begin
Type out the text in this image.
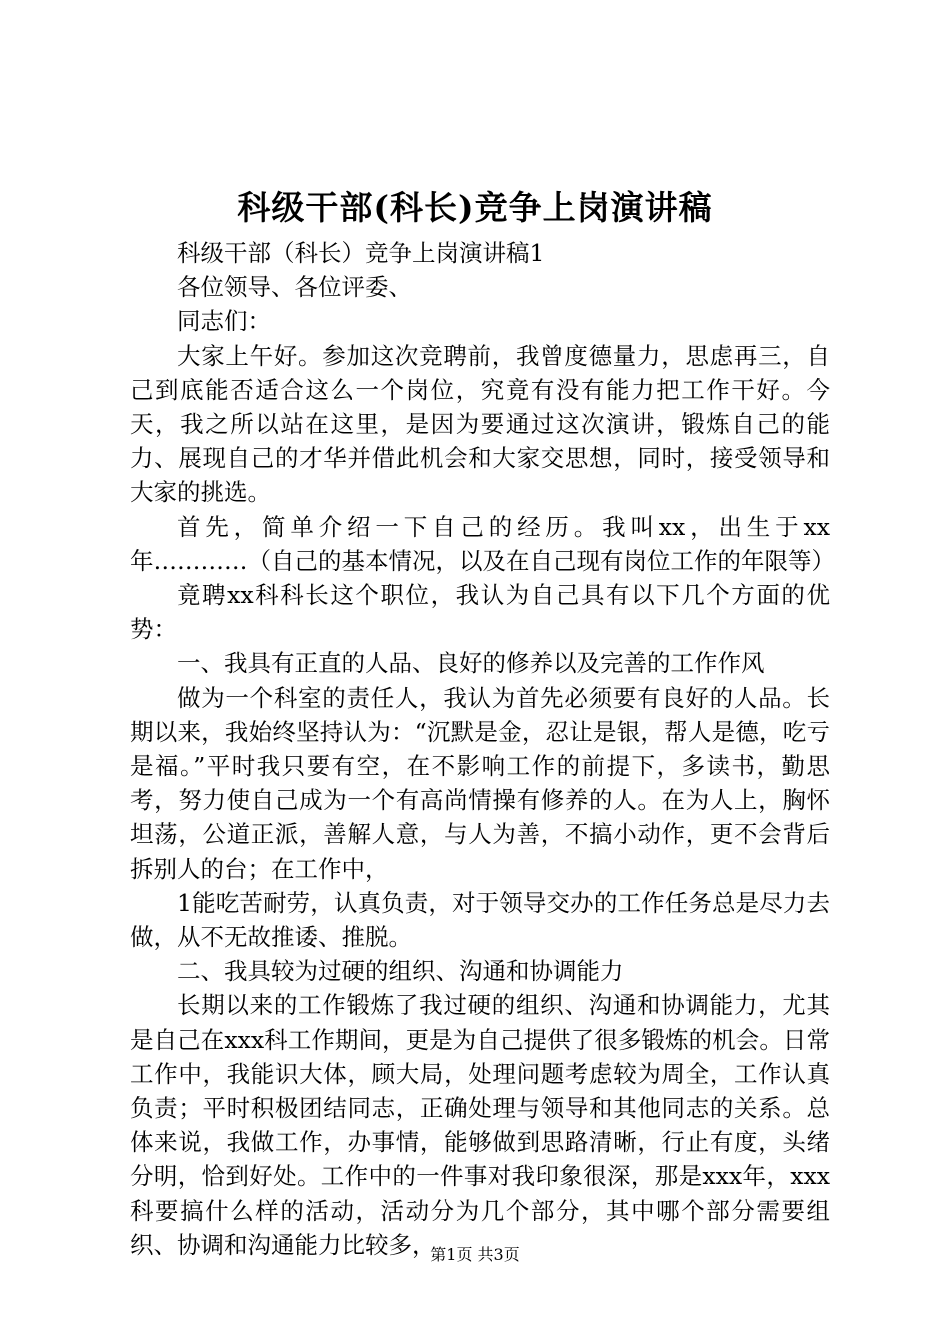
科级干部(科长)竞争上岗演讲稿

科级干部（科长）竞争上岗演讲稿1

各位领导、各位评委、

同志们：

大家上午好。参加这次竞聘前，我曾度德量力，思虑再三，自己到底能否适合这么一个岗位，究竟有没有能力把工作干好。今天，我之所以站在这里，是因为要通过这次演讲，锻炼自己的能力、展现自己的才华并借此机会和大家交思想，同时，接受领导和大家的挑选。

首先，简单介绍一下自己的经历。我叫xx，出生于xx年…………（自己的基本情况，以及在自己现有岗位工作的年限等）

竟聘xx科科长这个职位，我认为自己具有以下几个方面的优势：

一、我具有正直的人品、良好的修养以及完善的工作作风

做为一个科室的责任人，我认为首先必须要有良好的人品。长期以来，我始终坚持认为：“沉默是金，忍让是银，帮人是德，吃亏是福。”平时我只要有空，在不影响工作的前提下，多读书，勤思考，努力使自己成为一个有高尚情操有修养的人。在为人上，胸怀坦荡，公道正派，善解人意，与人为善，不搞小动作，更不会背后拆别人的台；在工作中，

1能吃苦耐劳，认真负责，对于领导交办的工作任务总是尽力去做，从不无故推诿、推脱。

二、我具较为过硬的组织、沟通和协调能力

长期以来的工作锻炼了我过硬的组织、沟通和协调能力，尤其是自己在xxx科工作期间，更是为自己提供了很多锻炼的机会。日常工作中，我能识大体，顾大局，处理问题考虑较为周全，工作认真负责；平时积极团结同志，正确处理与领导和其他同志的关系。总体来说，我做工作，办事情，能够做到思路清晰，行止有度，头绪分明，恰到好处。工作中的一件事对我印象很深，那是xxx年，xxx科要搞什么样的活动，活动分为几个部分，其中哪个部分需要组织、协调和沟通能力比较多，

第1页 共3页
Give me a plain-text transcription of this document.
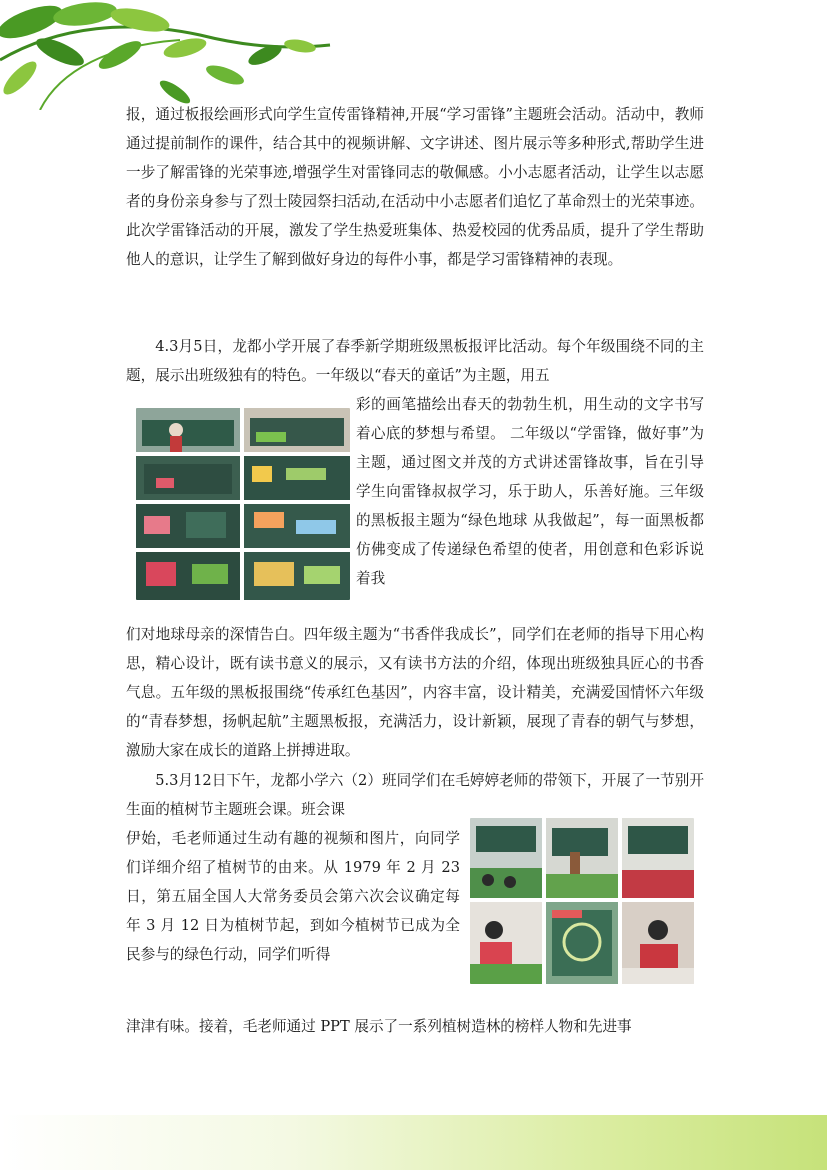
报，通过板报绘画形式向学生宣传雷锋精神,开展“学习雷锋”主题班会活动。活动中，教师通过提前制作的课件，结合其中的视频讲解、文字讲述、图片展示等多种形式,帮助学生进一步了解雷锋的光荣事迹,增强学生对雷锋同志的敬佩感。小小志愿者活动，让学生以志愿者的身份亲身参与了烈士陵园祭扫活动,在活动中小志愿者们追忆了革命烈士的光荣事迹。此次学雷锋活动的开展，激发了学生热爱班集体、热爱校园的优秀品质，提升了学生帮助他人的意识，让学生了解到做好身边的每件小事，都是学习雷锋精神的表现。

4.3月5日，龙都小学开展了春季新学期班级黑板报评比活动。每个年级围绕不同的主题，展示出班级独有的特色。一年级以“春天的童话”为主题，用五

彩的画笔描绘出春天的勃勃生机，用生动的文字书写着心底的梦想与希望。 二年级以“学雷锋，做好事”为主题，通过图文并茂的方式讲述雷锋故事，旨在引导学生向雷锋叔叔学习，乐于助人，乐善好施。三年级的黑板报主题为“绿色地球 从我做起”，每一面黑板都仿佛变成了传递绿色希望的使者，用创意和色彩诉说着我

们对地球母亲的深情告白。四年级主题为“书香伴我成长”，同学们在老师的指导下用心构思，精心设计，既有读书意义的展示，又有读书方法的介绍，体现出班级独具匠心的书香气息。五年级的黑板报围绕“传承红色基因”，内容丰富，设计精美，充满爱国情怀六年级的“青春梦想，扬帆起航”主题黑板报，充满活力，设计新颖，展现了青春的朝气与梦想，激励大家在成长的道路上拼搏进取。

5.3月12日下午，龙都小学六（2）班同学们在毛婷婷老师的带领下，开展了一节别开生面的植树节主题班会课。班会课

伊始，毛老师通过生动有趣的视频和图片，向同学们详细介绍了植树节的由来。从 1979 年 2 月 23 日，第五届全国人大常务委员会第六次会议确定每年 3 月 12 日为植树节起，到如今植树节已成为全民参与的绿色行动，同学们听得

津津有味。接着，毛老师通过 PPT 展示了一系列植树造林的榜样人物和先进事
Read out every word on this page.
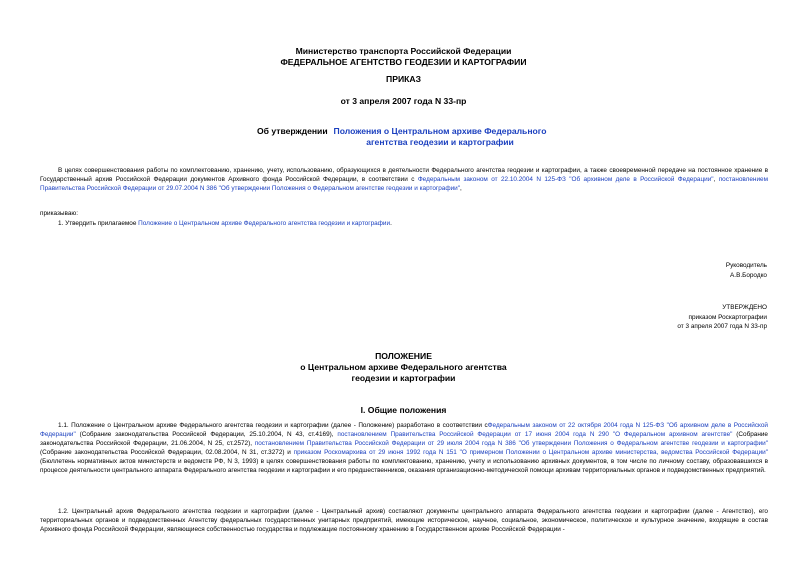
Министерство транспорта Российской Федерации
ФЕДЕРАЛЬНОЕ АГЕНТСТВО ГЕОДЕЗИИ И КАРТОГРАФИИ
ПРИКАЗ
от 3 апреля 2007 года N 33-пр
Об утверждении Положения о Центральном архиве Федерального агентства геодезии и картографии
В целях совершенствования работы по комплектованию, хранению, учету, использованию, образующихся в деятельности Федерального агентства геодезии и картографии, а также своевременной передаче на постоянное хранение в Государственный архив Российской Федерации документов Архивного фонда Российской Федерации, в соответствии с Федеральным законом от 22.10.2004 N 125-ФЗ "Об архивном деле в Российской Федерации", постановлением Правительства Российской Федерации от 29.07.2004 N 386 "Об утверждении Положения о Федеральном агентстве геодезии и картографии",
приказываю:
1. Утвердить прилагаемое Положение о Центральном архиве Федерального агентства геодезии и картографии.
Руководитель
А.В.Бородко
УТВЕРЖДЕНО
приказом Роскартографии
от 3 апреля 2007 года N 33-пр
ПОЛОЖЕНИЕ
о Центральном архиве Федерального агентства
геодезии и картографии
I. Общие положения
1.1. Положение о Центральном архиве Федерального агентства геодезии и картографии (далее - Положение) разработано в соответствии сФедеральным законом от 22 октября 2004 года N 125-ФЗ "Об архивном деле в Российской Федерации" (Собрание законодательства Российской Федерации, 25.10.2004, N 43, ст.4169), постановлением Правительства Российской Федерации от 17 июня 2004 года N 290 "О Федеральном архивном агентстве" (Собрание законодательства Российской Федерации, 21.06.2004, N 25, ст.2572), постановлением Правительства Российской Федерации от 29 июля 2004 года N 386 "Об утверждении Положения о Федеральном агентстве геодезии и картографии" (Собрание законодательства Российской Федерации, 02.08.2004, N 31, ст.3272) и приказом Роскомархива от 29 июня 1992 года N 151 "О примерном Положении о Центральном архиве министерства, ведомства Российской Федерации" (Бюллетень нормативных актов министерств и ведомств РФ, N 3, 1993) в целях совершенствования работы по комплектованию, хранению, учету и использованию архивных документов, в том числе по личному составу, образовавшихся в процессе деятельности центрального аппарата Федерального агентства геодезии и картографии и его предшественников, оказания организационно-методической помощи архивам территориальных органов и подведомственных предприятий.
1.2. Центральный архив Федерального агентства геодезии и картографии (далее - Центральный архив) составляют документы центрального аппарата Федерального агентства геодезии и картографии (далее - Агентство), его территориальных органов и подведомственных Агентству федеральных государственных унитарных предприятий, имеющие историческое, научное, социальное, экономическое, политическое и культурное значение, входящие в состав Архивного фонда Российской Федерации, являющиеся собственностью государства и подлежащие постоянному хранению в Государственном архиве Российской Федерации -
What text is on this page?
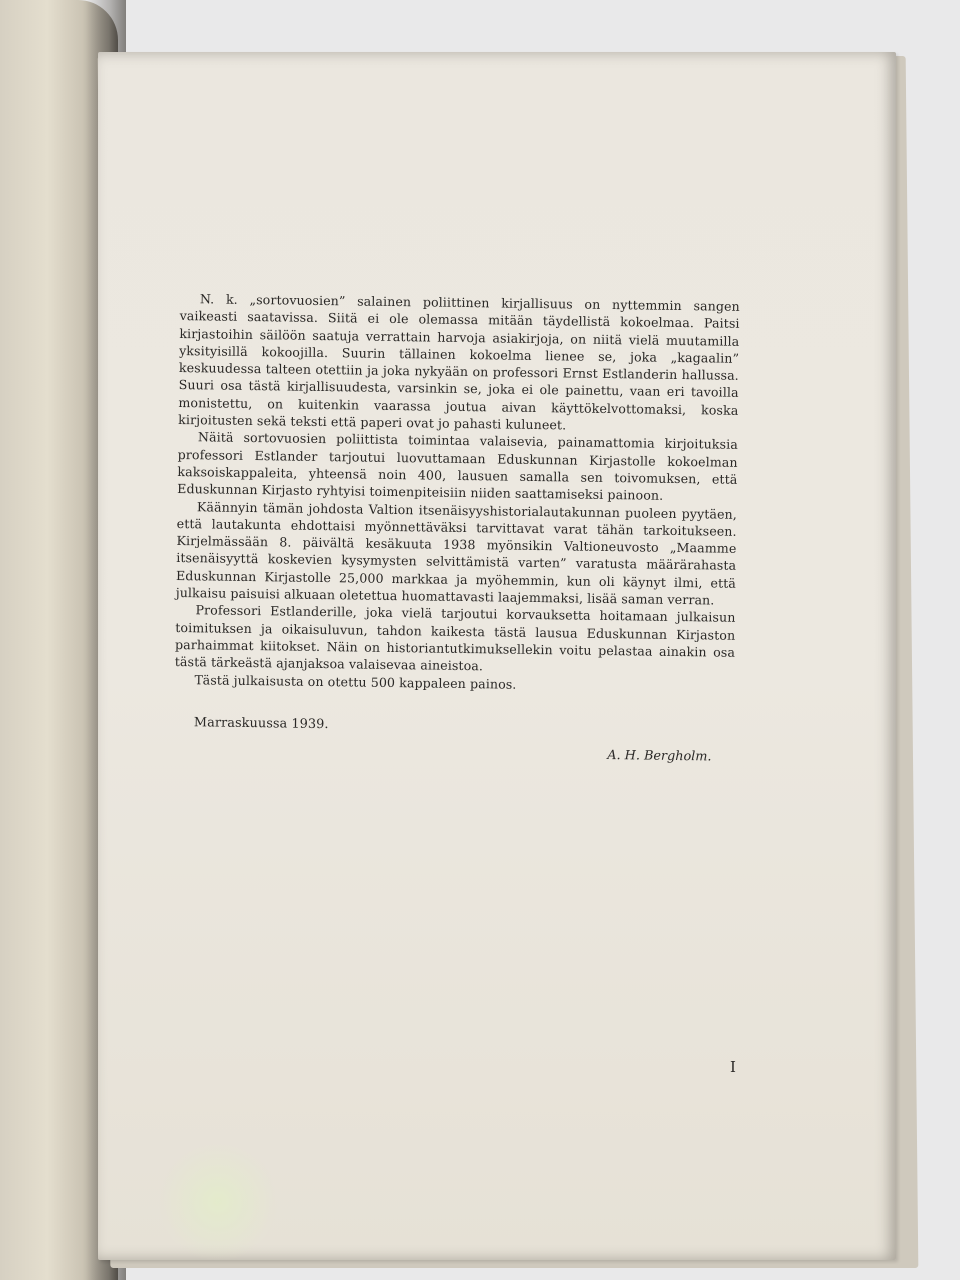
N. k. „sortovuosien” salainen poliittinen kirjallisuus on nyttemmin sangen vaikeasti saatavissa. Siitä ei ole olemassa mitään täydellistä kokoelmaa. Paitsi kirjastoihin säilöön saatuja verrattain harvoja asiakirjoja, on niitä vielä muutamilla yksityisillä kokoojilla. Suurin tällainen kokoelma lienee se, joka „kagaalin” keskuudessa talteen otettiin ja joka nykyään on professori Ernst Estlanderin hallussa. Suuri osa tästä kirjallisuudesta, varsinkin se, joka ei ole painettu, vaan eri tavoilla monistettu, on kuitenkin vaarassa joutua aivan käyttökelvottomaksi, koska kirjoitusten sekä teksti että paperi ovat jo pahasti kuluneet.

Näitä sortovuosien poliittista toimintaa valaisevia, painamattomia kirjoituksia professori Estlander tarjoutui luovuttamaan Eduskunnan Kirjastolle kokoelman kaksoiskappaleita, yhteensä noin 400, lausuen samalla sen toivomuksen, että Eduskunnan Kirjasto ryhtyisi toimenpiteisiin niiden saattamiseksi painoon.

Käännyin tämän johdosta Valtion itsenäisyyshistorialautakunnan puoleen pyytäen, että lautakunta ehdottaisi myönnettäväksi tarvittavat varat tähän tarkoitukseen. Kirjelmässään 8. päivältä kesäkuuta 1938 myönsikin Valtioneuvosto „Maamme itsenäisyyttä koskevien kysymysten selvittämistä varten” varatusta määrärahasta Eduskunnan Kirjastolle 25,000 markkaa ja myöhemmin, kun oli käynyt ilmi, että julkaisu paisuisi alkuaan oletettua huomattavasti laajemmaksi, lisää saman verran.

Professori Estlanderille, joka vielä tarjoutui korvauksetta hoitamaan julkaisun toimituksen ja oikaisuluvun, tahdon kaikesta tästä lausua Eduskunnan Kirjaston parhaimmat kiitokset. Näin on historiantutkimuksellekin voitu pelastaa ainakin osa tästä tärkeästä ajanjaksoa valaisevaa aineistoa.

Tästä julkaisusta on otettu 500 kappaleen painos.

Marraskuussa 1939.

A. H. Bergholm.

I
end
What to produce:
Search the records above for the string "沟通和协调能力". Copy every line that contains it.

Task solution:
二、我具较为过硬的组织、沟通和协调能力
长期以来的工作锻炼了我过硬的组织、沟通和协调能力，尤其是自己在xxx科工作期间，更是为自己提供了很多锻炼的机会。日常工作中，我能识大体，顾大局，处理问题考虑较为周全，工作认真负责；平时积极团结同志，正确处理与领导和其他同志的关系。总体来说，我做工作，办事情，能够做到思路清晰，行止有度，头绪分明，恰到好处。工作中的一件事对我印象很深，那是xxx年，xxx科要搞什么样的活动，活动分为几个部分，其中哪个部分需要组织、协调和沟通能力比较多，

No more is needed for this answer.